PROVIDED MATERIAL:
□ □ □

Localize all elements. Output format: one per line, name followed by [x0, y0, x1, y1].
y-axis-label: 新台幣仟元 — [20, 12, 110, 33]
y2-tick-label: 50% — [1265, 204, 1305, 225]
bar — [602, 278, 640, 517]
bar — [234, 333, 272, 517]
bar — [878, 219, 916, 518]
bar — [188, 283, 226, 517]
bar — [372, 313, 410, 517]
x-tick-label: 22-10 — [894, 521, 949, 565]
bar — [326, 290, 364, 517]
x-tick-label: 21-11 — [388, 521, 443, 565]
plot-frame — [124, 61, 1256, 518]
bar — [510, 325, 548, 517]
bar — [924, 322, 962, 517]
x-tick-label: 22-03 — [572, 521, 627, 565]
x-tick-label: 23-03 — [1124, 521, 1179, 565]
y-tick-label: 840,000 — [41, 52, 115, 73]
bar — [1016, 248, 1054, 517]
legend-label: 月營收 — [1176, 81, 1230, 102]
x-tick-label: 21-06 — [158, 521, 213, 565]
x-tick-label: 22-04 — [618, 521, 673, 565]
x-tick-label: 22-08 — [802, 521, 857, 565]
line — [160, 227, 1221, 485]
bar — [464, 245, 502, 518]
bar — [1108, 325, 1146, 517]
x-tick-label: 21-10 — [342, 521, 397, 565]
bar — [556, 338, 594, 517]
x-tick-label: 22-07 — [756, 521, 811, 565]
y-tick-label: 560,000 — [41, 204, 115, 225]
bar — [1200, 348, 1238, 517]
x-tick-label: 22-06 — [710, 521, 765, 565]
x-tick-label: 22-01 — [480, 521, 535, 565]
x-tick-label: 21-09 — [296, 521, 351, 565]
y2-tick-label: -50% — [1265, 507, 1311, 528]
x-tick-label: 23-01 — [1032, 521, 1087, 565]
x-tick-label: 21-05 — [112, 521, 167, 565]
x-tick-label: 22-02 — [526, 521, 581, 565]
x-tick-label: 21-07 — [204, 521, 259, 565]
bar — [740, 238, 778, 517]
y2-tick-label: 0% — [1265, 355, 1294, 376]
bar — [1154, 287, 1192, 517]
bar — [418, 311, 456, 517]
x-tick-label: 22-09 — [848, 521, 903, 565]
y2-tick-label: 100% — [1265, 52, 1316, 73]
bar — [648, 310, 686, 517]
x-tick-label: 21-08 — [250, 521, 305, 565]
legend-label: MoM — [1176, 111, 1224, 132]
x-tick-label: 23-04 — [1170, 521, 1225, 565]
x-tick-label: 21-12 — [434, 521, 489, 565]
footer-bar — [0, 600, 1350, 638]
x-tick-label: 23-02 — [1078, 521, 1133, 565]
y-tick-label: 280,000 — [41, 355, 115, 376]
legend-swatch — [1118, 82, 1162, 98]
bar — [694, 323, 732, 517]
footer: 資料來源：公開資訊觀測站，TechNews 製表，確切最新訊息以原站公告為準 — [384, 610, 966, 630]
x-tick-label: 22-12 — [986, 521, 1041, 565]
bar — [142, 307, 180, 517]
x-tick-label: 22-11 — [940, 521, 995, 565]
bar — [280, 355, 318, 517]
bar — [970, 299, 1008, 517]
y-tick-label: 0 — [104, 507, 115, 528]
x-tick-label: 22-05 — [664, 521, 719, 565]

□ □ □

GOAL OF THE EXERCISE: Please gather every line in the records above that contains the string "legend", treating uppercase and lowercase as different.

OUTPUT OF THE TASK:
legend-label: 月營收 — [1176, 81, 1230, 102]
legend-label: MoM — [1176, 111, 1224, 132]
legend-swatch — [1118, 82, 1162, 98]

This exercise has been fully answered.